Items from a figure collection:
++++++++++

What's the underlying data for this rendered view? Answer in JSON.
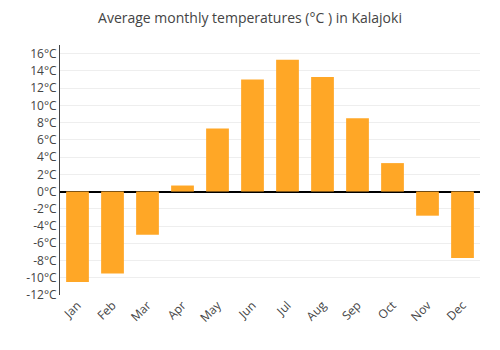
{
  "chart_data": {
    "type": "bar",
    "title": "Average monthly temperatures (°C ) in Kalajoki",
    "categories": [
      "Jan",
      "Feb",
      "Mar",
      "Apr",
      "May",
      "Jun",
      "Jul",
      "Aug",
      "Sep",
      "Oct",
      "Nov",
      "Dec"
    ],
    "values": [
      -10.5,
      -9.5,
      -5.0,
      0.7,
      7.3,
      13.0,
      15.3,
      13.3,
      8.5,
      3.3,
      -2.8,
      -7.7
    ],
    "color": "#FFA726",
    "ylim": [
      -12,
      17
    ],
    "yticks": [
      {
        "value": -12,
        "label": "-12°C"
      },
      {
        "value": -10,
        "label": "-10°C"
      },
      {
        "value": -8,
        "label": "-8°C"
      },
      {
        "value": -6,
        "label": "-6°C"
      },
      {
        "value": -4,
        "label": "-4°C"
      },
      {
        "value": -2,
        "label": "-2°C"
      },
      {
        "value": 0,
        "label": "0°C"
      },
      {
        "value": 2,
        "label": "2°C"
      },
      {
        "value": 4,
        "label": "4°C"
      },
      {
        "value": 6,
        "label": "6°C"
      },
      {
        "value": 8,
        "label": "8°C"
      },
      {
        "value": 10,
        "label": "10°C"
      },
      {
        "value": 12,
        "label": "12°C"
      },
      {
        "value": 14,
        "label": "14°C"
      },
      {
        "value": 16,
        "label": "16°C"
      }
    ],
    "grid": true
  }
}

++++++++++

Exercise details> The material above holds pictures; copy everything else in it exactly.

Reply>
What's the underlying data for this rendered view? Answer in JSON.
{
  "chart_data": {
    "type": "bar",
    "title": "Average monthly temperatures (°C ) in Kalajoki",
    "categories": [
      "Jan",
      "Feb",
      "Mar",
      "Apr",
      "May",
      "Jun",
      "Jul",
      "Aug",
      "Sep",
      "Oct",
      "Nov",
      "Dec"
    ],
    "values": [
      -10.5,
      -9.5,
      -5.0,
      0.7,
      7.3,
      13.0,
      15.3,
      13.3,
      8.5,
      3.3,
      -2.8,
      -7.7
    ],
    "color": "#FFA726",
    "ylim": [
      -12,
      17
    ],
    "yticks": [
      {
        "value": -12,
        "label": "-12°C"
      },
      {
        "value": -10,
        "label": "-10°C"
      },
      {
        "value": -8,
        "label": "-8°C"
      },
      {
        "value": -6,
        "label": "-6°C"
      },
      {
        "value": -4,
        "label": "-4°C"
      },
      {
        "value": -2,
        "label": "-2°C"
      },
      {
        "value": 0,
        "label": "0°C"
      },
      {
        "value": 2,
        "label": "2°C"
      },
      {
        "value": 4,
        "label": "4°C"
      },
      {
        "value": 6,
        "label": "6°C"
      },
      {
        "value": 8,
        "label": "8°C"
      },
      {
        "value": 10,
        "label": "10°C"
      },
      {
        "value": 12,
        "label": "12°C"
      },
      {
        "value": 14,
        "label": "14°C"
      },
      {
        "value": 16,
        "label": "16°C"
      }
    ],
    "grid": true
  }
}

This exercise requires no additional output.